___ Data shown
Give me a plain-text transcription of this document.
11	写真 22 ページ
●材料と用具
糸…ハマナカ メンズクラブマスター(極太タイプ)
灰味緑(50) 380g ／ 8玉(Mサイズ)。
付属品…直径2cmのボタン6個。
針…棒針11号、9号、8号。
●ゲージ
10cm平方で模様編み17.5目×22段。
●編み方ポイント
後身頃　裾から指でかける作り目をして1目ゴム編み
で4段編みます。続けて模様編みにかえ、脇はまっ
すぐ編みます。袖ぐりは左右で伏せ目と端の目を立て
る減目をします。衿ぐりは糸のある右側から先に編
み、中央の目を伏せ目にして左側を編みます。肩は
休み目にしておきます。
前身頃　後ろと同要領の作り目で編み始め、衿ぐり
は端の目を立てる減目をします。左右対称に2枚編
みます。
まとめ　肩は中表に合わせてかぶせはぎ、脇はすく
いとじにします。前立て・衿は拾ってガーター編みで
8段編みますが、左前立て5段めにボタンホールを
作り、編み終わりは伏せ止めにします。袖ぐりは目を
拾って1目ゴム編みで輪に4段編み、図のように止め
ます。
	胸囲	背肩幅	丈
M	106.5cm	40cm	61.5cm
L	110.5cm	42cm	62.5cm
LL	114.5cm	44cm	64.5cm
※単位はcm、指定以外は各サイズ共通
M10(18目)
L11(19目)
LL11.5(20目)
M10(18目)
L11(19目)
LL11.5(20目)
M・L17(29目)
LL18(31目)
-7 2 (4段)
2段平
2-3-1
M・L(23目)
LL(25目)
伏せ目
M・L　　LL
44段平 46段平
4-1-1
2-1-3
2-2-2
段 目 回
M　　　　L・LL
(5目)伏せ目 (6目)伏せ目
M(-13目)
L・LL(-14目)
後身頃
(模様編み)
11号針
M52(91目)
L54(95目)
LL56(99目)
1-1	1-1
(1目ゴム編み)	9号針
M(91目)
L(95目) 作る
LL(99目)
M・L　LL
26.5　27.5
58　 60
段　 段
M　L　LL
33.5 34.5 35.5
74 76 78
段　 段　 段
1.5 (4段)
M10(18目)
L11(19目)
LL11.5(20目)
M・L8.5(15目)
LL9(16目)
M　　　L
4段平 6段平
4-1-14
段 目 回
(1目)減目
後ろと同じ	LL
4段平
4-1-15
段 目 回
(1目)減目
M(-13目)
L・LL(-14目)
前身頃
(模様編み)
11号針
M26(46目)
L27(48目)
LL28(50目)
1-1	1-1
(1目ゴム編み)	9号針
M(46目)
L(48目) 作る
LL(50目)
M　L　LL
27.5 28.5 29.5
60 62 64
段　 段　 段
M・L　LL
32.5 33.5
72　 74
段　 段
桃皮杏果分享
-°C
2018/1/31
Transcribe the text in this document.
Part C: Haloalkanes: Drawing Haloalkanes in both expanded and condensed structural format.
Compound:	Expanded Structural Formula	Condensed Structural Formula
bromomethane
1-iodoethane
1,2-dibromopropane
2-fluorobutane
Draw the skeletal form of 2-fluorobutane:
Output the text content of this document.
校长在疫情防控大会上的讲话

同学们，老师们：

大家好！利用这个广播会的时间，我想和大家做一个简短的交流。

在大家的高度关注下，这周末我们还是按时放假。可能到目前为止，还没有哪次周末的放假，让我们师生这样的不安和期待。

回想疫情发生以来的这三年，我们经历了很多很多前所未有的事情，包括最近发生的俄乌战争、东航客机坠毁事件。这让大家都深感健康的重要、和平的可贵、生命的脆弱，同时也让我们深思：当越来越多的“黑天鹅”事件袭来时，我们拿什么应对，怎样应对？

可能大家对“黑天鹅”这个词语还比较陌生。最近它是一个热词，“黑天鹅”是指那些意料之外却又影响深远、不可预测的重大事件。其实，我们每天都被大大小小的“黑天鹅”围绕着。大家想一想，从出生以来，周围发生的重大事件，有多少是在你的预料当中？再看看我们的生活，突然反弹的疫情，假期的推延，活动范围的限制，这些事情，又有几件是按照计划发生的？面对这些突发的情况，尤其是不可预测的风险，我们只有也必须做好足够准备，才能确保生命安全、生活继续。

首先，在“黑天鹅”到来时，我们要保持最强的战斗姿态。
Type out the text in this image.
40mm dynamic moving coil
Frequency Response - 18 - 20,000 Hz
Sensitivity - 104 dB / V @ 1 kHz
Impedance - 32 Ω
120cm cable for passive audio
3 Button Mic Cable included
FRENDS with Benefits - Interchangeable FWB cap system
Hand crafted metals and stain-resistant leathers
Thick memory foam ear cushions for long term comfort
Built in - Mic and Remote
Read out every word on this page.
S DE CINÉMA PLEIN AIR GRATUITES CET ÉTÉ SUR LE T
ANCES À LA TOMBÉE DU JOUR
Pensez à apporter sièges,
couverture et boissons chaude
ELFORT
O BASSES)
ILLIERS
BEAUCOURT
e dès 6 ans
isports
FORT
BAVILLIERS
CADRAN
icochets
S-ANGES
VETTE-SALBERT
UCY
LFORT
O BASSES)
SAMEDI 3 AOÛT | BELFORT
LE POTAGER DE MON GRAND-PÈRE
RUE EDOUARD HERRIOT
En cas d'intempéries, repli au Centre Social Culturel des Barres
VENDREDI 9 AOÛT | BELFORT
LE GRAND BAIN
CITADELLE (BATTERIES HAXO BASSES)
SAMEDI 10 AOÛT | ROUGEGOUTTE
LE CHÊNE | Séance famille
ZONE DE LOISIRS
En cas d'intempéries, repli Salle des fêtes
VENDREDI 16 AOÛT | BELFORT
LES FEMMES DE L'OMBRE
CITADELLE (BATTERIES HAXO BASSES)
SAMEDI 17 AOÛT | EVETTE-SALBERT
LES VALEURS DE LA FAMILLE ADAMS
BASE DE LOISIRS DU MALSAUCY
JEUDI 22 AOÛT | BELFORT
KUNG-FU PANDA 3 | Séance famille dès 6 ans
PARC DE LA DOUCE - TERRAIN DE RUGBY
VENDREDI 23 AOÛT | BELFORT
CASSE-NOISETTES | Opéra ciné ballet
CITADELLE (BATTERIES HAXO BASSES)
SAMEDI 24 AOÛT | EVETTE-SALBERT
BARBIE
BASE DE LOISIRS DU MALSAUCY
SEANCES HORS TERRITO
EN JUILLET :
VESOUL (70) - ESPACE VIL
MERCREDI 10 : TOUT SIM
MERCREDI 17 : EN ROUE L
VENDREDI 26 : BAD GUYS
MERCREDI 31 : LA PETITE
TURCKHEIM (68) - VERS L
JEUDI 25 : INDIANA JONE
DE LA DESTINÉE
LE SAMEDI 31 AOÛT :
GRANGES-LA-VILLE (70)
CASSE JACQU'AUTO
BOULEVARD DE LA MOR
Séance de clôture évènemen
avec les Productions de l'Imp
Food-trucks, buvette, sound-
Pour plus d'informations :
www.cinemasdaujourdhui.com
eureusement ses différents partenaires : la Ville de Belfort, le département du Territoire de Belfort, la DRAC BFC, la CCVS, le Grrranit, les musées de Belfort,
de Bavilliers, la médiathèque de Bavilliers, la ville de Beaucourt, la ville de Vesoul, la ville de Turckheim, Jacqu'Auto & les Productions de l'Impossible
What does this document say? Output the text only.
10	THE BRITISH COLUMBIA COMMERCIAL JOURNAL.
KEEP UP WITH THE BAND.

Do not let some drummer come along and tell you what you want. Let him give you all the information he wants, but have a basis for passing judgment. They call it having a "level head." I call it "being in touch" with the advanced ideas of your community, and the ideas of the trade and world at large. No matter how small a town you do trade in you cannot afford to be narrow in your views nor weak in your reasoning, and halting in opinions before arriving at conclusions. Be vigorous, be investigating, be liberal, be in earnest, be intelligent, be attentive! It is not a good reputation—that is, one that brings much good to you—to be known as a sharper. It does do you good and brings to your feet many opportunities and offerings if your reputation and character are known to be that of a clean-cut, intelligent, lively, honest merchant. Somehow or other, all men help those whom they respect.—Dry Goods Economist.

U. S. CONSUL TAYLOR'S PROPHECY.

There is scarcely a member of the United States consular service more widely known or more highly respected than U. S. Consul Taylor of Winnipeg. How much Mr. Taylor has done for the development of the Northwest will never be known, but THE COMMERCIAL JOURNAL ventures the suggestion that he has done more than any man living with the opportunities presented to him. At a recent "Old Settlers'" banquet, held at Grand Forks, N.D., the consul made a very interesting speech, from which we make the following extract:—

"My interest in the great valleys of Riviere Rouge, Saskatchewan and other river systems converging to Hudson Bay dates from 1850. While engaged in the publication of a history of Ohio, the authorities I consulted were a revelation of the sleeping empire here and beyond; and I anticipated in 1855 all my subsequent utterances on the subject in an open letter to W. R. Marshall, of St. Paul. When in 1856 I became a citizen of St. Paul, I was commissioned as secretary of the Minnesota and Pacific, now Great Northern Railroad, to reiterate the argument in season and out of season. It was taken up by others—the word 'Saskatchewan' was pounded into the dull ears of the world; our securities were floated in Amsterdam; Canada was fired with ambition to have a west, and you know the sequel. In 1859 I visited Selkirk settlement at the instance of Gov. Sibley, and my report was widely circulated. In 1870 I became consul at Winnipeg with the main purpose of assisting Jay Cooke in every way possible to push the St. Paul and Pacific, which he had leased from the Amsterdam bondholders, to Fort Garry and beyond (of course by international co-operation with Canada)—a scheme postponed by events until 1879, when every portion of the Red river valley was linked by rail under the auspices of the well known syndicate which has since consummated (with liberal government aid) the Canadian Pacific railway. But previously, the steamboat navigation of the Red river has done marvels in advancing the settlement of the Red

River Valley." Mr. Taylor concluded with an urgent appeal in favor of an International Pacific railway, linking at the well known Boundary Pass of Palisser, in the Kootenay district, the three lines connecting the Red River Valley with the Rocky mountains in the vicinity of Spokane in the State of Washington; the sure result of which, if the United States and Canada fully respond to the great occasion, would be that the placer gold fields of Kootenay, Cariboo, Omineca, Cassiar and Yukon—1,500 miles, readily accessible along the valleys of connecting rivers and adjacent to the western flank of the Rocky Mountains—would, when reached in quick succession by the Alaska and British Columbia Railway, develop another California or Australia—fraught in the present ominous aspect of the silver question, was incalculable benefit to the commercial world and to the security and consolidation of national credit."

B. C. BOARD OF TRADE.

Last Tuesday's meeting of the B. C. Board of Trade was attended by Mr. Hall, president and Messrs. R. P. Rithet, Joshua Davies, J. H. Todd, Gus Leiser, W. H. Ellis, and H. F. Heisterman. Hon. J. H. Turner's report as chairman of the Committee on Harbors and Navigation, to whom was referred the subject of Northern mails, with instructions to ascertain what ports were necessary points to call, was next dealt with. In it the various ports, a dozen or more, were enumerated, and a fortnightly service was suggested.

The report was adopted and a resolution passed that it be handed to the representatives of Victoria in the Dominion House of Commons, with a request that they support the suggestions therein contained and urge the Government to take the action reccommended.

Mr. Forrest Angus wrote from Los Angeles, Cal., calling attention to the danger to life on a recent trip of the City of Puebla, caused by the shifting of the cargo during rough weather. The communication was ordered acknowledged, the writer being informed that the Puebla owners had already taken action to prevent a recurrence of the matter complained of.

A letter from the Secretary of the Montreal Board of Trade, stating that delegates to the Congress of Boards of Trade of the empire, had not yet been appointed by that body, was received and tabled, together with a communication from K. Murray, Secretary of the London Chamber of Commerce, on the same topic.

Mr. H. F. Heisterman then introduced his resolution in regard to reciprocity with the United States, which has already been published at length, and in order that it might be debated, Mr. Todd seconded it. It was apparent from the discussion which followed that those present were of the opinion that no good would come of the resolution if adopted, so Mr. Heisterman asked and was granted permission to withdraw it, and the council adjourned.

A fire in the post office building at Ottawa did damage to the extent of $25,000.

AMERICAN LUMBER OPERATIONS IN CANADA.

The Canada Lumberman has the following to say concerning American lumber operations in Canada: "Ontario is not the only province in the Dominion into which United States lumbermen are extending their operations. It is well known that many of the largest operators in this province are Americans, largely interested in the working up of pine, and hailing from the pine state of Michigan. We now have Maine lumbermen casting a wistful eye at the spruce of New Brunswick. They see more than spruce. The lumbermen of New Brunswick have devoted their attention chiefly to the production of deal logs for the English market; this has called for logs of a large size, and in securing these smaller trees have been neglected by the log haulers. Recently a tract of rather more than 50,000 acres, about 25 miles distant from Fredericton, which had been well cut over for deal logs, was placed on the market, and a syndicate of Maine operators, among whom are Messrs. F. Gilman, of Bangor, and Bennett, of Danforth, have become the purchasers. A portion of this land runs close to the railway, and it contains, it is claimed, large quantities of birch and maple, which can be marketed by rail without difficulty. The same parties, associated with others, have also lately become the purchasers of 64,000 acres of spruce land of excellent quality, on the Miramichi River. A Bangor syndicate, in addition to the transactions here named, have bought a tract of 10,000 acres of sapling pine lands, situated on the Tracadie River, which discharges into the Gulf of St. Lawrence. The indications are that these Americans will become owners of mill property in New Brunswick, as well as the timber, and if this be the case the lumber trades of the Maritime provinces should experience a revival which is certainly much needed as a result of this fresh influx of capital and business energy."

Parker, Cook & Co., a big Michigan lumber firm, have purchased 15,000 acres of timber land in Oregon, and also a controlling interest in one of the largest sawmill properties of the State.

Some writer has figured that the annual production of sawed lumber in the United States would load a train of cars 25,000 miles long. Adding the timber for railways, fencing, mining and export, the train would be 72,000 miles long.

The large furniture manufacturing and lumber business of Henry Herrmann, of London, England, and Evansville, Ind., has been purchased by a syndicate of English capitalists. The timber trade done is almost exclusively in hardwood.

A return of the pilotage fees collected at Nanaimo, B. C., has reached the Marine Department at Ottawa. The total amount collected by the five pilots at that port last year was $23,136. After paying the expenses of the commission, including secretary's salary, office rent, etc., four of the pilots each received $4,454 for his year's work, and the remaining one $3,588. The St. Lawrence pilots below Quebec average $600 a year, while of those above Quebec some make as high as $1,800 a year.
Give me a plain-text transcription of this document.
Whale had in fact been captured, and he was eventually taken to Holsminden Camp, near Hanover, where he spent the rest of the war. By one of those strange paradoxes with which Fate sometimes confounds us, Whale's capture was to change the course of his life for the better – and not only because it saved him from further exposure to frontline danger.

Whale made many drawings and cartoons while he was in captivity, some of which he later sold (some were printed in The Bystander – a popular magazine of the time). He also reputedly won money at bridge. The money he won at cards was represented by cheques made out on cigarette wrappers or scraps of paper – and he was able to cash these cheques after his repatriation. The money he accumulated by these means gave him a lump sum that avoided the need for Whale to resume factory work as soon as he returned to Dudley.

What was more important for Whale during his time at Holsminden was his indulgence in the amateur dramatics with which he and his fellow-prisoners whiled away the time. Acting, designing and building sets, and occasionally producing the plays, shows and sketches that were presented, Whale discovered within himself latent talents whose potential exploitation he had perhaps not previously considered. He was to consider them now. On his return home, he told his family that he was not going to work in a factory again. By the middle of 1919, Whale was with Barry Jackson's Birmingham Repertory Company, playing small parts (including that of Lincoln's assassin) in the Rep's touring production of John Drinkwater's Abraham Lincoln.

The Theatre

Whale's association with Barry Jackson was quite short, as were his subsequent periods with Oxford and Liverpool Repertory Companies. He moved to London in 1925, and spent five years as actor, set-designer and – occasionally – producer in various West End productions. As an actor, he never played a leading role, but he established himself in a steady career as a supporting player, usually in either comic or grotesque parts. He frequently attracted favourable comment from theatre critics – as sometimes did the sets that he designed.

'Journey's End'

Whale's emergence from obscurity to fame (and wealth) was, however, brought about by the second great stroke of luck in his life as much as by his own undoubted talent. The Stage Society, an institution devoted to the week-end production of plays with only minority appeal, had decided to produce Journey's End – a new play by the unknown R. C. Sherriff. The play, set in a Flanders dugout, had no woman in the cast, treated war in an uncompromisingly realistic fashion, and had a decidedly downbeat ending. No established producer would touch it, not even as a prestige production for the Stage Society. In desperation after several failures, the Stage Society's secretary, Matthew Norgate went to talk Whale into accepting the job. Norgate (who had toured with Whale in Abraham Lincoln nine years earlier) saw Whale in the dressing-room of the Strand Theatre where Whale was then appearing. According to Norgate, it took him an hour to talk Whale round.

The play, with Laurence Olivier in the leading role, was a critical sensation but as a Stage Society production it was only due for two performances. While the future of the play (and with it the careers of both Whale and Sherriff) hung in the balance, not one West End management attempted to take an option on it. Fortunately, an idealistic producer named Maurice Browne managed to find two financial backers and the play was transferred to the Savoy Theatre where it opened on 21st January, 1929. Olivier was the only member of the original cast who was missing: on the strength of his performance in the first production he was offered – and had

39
______
Goal: Across the entries above, how many lines contain "years"? Provide only the count.

Exercise solution: 2